WORK TO DO: Identify the lines that contain the word "orange", then copy them.

-- START OF TASK DATA --

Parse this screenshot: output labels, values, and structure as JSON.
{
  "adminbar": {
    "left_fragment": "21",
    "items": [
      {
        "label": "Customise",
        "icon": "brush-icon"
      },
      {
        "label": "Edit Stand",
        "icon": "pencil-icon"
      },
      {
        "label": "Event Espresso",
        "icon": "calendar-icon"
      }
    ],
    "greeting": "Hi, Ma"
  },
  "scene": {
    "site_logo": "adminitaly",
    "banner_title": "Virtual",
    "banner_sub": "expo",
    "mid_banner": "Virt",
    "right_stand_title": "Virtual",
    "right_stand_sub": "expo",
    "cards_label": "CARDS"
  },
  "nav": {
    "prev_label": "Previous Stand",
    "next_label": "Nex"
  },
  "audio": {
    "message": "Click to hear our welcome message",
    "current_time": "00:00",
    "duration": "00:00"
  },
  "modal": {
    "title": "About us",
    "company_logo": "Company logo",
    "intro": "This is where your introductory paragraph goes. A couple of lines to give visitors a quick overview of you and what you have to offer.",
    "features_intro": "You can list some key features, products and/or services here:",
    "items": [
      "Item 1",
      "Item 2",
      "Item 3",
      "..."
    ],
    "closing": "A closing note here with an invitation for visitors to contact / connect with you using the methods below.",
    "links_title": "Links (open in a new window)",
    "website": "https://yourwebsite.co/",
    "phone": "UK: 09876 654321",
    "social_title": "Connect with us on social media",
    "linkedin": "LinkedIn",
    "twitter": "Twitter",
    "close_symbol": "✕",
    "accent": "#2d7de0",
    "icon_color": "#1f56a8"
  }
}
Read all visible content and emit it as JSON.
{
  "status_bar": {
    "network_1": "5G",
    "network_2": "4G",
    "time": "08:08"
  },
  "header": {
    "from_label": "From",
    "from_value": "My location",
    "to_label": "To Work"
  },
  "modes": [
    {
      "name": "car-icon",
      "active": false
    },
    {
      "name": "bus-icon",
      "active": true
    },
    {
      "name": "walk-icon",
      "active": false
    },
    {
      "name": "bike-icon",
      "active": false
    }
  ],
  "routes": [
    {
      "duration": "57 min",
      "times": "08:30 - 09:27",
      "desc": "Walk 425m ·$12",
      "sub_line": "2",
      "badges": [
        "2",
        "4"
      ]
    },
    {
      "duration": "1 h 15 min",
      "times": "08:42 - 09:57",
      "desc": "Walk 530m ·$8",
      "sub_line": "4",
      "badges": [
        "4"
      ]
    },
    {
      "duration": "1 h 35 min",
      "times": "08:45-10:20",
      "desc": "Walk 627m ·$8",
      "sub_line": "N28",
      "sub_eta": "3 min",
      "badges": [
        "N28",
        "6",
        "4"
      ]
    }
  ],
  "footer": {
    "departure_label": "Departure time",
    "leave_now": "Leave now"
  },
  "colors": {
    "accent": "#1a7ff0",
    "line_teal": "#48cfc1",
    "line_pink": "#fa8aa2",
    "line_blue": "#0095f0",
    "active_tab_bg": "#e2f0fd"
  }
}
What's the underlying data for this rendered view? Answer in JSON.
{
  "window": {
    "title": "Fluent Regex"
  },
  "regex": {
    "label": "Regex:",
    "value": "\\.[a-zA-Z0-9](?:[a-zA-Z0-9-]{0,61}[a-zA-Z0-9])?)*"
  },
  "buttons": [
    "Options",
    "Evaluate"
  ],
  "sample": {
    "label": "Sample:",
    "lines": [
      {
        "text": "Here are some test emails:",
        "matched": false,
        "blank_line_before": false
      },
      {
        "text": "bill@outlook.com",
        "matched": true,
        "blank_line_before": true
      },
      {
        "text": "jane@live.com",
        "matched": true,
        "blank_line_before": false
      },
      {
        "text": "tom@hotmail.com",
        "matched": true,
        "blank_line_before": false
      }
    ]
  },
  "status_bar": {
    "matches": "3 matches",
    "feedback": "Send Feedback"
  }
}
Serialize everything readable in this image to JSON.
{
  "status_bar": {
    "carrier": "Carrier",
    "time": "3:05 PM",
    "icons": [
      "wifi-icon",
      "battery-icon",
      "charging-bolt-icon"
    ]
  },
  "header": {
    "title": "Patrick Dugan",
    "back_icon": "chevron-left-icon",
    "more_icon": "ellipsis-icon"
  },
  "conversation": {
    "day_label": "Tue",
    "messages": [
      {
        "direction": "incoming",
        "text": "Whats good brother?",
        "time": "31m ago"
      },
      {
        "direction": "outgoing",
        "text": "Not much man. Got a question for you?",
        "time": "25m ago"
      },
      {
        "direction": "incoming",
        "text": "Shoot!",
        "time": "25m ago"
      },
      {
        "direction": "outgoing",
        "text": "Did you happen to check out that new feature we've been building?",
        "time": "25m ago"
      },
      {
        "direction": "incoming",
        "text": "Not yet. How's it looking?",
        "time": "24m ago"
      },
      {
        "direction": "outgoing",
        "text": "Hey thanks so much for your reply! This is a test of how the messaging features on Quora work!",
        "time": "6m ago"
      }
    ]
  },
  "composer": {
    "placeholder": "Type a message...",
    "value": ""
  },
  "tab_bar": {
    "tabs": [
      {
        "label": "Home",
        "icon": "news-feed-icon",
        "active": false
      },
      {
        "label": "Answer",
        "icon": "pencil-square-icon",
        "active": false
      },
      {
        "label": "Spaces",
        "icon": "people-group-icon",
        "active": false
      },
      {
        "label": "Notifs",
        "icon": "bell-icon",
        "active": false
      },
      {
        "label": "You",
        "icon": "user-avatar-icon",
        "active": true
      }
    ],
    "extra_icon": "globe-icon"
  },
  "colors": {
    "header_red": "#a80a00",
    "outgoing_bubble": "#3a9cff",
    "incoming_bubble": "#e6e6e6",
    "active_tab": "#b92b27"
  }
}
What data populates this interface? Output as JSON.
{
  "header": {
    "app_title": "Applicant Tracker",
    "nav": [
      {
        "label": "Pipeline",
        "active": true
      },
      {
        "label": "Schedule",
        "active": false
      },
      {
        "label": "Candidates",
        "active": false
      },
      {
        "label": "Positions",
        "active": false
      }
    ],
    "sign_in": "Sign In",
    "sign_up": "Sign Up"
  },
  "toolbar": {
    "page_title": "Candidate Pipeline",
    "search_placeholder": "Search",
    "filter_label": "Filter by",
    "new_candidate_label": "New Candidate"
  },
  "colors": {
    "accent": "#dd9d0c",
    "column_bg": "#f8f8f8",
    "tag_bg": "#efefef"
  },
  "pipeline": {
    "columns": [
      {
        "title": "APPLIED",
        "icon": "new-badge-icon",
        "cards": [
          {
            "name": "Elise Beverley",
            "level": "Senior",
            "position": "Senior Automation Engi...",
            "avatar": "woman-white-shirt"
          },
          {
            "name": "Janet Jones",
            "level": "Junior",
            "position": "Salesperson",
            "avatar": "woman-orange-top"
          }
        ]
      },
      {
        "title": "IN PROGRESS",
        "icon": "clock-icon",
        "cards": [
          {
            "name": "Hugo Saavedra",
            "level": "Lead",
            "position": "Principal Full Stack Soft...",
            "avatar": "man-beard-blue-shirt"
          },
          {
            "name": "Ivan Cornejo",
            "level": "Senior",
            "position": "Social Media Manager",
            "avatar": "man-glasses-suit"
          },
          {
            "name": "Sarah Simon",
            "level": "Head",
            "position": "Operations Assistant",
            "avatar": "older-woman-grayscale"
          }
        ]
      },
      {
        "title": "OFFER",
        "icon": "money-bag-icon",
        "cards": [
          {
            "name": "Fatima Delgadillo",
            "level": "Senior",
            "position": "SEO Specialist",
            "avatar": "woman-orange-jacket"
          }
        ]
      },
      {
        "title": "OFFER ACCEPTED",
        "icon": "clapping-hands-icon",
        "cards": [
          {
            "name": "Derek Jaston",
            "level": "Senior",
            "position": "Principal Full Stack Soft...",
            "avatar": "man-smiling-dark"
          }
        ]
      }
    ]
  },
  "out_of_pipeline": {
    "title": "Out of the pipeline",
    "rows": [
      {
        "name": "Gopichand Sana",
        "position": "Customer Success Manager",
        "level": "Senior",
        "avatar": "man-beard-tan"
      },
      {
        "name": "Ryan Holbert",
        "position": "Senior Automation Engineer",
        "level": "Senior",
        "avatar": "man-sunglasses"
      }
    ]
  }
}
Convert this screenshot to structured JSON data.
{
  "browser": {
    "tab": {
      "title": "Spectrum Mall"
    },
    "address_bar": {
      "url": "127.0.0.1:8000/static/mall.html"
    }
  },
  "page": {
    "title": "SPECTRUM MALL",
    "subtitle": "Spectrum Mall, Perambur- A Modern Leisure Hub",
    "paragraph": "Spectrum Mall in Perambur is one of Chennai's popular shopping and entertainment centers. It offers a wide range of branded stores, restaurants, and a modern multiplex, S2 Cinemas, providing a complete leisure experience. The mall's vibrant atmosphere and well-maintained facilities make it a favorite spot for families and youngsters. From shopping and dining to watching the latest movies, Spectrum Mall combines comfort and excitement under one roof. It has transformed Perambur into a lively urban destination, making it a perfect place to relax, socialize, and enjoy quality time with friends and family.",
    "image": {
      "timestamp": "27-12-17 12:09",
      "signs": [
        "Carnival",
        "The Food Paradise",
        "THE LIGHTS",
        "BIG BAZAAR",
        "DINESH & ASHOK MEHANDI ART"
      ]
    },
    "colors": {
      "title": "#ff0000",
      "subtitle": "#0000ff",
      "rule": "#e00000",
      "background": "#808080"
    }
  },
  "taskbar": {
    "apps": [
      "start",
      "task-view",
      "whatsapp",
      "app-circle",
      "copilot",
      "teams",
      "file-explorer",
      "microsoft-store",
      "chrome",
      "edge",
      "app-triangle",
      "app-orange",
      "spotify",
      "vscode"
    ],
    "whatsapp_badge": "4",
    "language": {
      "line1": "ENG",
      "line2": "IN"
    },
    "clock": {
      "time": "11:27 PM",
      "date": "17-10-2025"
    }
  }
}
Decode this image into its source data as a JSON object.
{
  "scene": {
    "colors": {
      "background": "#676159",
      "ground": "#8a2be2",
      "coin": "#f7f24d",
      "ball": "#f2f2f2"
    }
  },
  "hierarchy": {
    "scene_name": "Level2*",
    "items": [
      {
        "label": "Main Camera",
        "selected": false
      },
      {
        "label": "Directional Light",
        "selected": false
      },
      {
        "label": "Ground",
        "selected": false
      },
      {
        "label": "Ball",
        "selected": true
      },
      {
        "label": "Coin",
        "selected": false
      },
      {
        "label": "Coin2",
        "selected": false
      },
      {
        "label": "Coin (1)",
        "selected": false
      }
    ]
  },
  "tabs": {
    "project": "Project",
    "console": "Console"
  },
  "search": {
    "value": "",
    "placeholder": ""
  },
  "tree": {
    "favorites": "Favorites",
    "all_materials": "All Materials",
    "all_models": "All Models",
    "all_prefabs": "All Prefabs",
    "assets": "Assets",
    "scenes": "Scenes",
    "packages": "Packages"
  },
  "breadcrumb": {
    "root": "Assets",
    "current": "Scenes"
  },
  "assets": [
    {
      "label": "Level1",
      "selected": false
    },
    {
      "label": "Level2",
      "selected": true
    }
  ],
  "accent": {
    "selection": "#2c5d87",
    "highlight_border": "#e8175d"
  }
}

-- END OF TASK DATA --

RESPONSE BELOW:
            "avatar": "woman-orange-top"
            "avatar": "woman-orange-jacket"
      "app-orange",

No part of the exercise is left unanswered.